行动项: 从最后一句之后续写这篇水生入侵物种eDNA快速检测标准的总结。

文档节选:
::::
T/SSESB 13-2025 基于环境DNA技术的水生入侵物种RPA快速检测方法

以下是团体标准《T/SSESB 13-2025 基于环境DNA技术的水生入侵物种RPA快速检测方法》的详细内容总结：

​一、标准概况​

• ​标准编号​：T/SSESB 13-2025
• ​名称​：基于环境DNA技术的水生入侵物种RPA快速检测方法
• ​发布日期与实施日期​：2025年4月25日
• ​发布机构​：上海市环境科学学会
• ​适用范围​：
  适用于湖泊、水库、河流、河口、海洋、海洋牧场、养殖塘等水域中以下4种外来入侵水生生物的快速检测：
  • 红耳彩龟（Trachemys scripta elegans）
  • 食蚊鱼（Gambusia affinis）
  • 齐氏罗非鱼（Coptodon zillii）
  • 塔玛亚历山大藻（Alexandrium tamarense）

​二、核心技术原理​

1. ​环境DNA（eDNA）技术​：
   • 通过采集水体样本，捕获生物脱落的DNA片段（如细胞、分泌物等）。
::::
数据摘录:
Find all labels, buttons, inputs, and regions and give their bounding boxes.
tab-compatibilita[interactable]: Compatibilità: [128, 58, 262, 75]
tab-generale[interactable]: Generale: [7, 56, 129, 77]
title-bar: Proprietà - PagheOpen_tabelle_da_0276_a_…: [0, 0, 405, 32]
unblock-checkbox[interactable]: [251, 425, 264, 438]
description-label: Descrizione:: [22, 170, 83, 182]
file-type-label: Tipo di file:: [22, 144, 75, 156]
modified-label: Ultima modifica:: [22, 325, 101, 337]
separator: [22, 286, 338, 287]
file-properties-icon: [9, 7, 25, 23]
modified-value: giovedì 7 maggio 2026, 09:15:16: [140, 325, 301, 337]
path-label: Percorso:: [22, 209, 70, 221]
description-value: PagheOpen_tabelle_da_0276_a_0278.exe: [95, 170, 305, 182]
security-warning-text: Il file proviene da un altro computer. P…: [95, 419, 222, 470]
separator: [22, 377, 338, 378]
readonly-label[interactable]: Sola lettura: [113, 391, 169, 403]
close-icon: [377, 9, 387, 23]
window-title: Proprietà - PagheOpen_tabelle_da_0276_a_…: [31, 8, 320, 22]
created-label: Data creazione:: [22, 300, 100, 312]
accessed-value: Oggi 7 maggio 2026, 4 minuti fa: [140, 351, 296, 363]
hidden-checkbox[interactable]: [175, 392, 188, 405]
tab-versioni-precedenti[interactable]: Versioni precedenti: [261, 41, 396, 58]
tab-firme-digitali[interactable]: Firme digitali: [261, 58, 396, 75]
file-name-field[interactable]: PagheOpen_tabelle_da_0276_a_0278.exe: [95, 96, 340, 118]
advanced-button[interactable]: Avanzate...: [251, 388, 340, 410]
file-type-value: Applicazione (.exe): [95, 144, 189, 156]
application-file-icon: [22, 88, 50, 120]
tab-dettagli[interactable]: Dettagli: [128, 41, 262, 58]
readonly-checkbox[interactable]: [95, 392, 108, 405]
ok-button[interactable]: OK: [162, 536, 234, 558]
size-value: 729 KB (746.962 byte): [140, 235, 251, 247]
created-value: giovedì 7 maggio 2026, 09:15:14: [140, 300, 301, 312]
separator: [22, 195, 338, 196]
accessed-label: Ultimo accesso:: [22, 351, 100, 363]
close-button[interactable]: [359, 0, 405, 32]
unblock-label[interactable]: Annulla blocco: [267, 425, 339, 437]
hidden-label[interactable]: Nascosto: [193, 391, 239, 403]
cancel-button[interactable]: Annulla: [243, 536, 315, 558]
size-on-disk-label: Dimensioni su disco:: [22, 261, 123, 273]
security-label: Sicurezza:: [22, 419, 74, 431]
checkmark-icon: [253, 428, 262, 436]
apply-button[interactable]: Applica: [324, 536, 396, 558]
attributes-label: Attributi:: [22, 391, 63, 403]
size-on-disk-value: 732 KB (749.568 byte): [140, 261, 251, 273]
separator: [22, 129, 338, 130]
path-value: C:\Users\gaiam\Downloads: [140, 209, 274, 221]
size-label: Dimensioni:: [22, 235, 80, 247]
::::
练习解答:
2. ​重组酶聚合酶等温扩增（RPA）​​：
   • 恒温（38℃）下快速扩增目标DNA，无需传统PCR的热循环设备。
3. ​侧流层析试纸条（LFD）检测​：
   • 探针标记FAM荧光基团和生物素，扩增产物与胶体金标记抗体结合，通过试纸条T线（检测线）和C线（质控线）显色判定结果。

​三、关键检测流程​

• ​采样要求​：
  • 依据《HJ1295》《HJ1296》《DB32/T 4539-2023》布设监测点位。
• ​过滤​：
  • 使用0.45μm混合纤维素酯膜真空抽滤≥500mL水样，同步设置阴性对照。

• ​试剂​：蛋白酶K + Chelex-100树脂悬浮液。
• ​步骤​：
  剪碎滤膜 → 加Chelex-100和蛋白酶K → 56℃孵育10分钟 → 99℃灭活10分钟 → 离心取上清。

• ​反应体系（50μL）​​：
  

  组分	体积
  荧光基础缓冲液	29.4μL
  无菌无酶水	11.5μL
  上下游引物（10μM）	各2μL
  探针（10μM）	0.6μL
  氯化镁溶液（10μM）	2.5μL
  DNA模板	2μL

• ​反应条件​：
  38℃金属浴中孵育4分钟 → 涡旋离心 → 继续38℃孵育8分钟。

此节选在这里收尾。